■ GIVEN ENTRIES
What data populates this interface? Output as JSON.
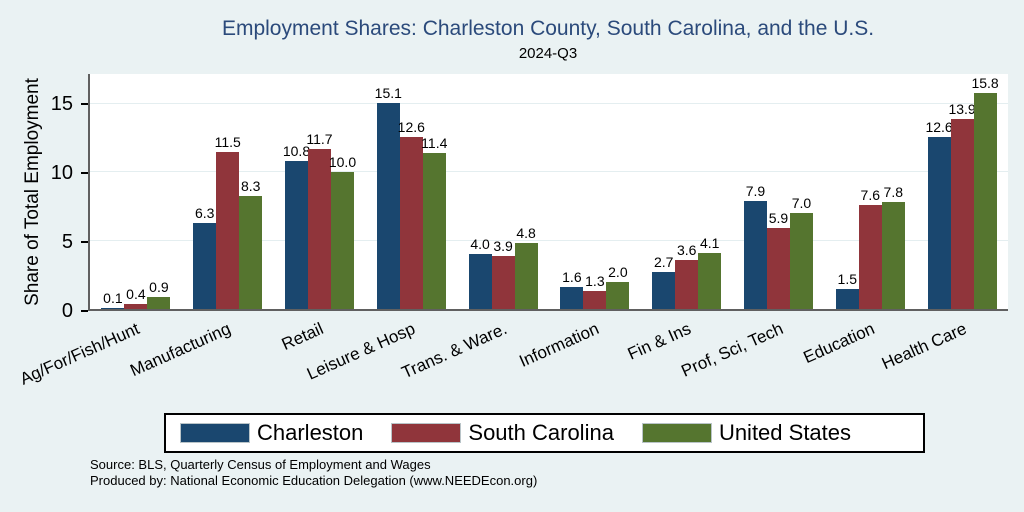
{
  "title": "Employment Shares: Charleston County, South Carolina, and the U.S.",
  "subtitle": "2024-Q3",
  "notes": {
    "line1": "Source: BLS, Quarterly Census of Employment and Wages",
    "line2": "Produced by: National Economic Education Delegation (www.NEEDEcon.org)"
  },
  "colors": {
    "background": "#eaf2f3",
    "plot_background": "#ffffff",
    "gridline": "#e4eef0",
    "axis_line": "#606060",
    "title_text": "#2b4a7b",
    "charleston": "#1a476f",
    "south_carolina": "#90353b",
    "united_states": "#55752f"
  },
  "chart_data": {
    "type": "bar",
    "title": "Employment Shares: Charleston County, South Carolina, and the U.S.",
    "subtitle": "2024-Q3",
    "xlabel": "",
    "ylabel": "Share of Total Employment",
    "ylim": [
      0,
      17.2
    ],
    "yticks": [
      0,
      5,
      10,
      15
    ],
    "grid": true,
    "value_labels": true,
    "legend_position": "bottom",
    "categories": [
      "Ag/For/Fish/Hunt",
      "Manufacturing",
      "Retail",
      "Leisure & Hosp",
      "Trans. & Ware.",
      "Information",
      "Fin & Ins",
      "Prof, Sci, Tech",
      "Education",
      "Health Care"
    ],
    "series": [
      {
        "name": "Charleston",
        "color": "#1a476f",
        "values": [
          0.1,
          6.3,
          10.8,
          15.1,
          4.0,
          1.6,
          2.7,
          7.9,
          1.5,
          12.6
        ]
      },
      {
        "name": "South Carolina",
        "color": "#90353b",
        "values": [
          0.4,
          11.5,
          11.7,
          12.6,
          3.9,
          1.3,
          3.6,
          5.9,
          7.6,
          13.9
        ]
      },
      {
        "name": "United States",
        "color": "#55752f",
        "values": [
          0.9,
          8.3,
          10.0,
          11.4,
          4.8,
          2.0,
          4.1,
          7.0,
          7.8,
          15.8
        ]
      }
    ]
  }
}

■ TASK DETAILS
Copy the lines from the entries above in which the word "name" appears.

■ REPLY
        "name": "Charleston",
        "name": "South Carolina",
        "name": "United States",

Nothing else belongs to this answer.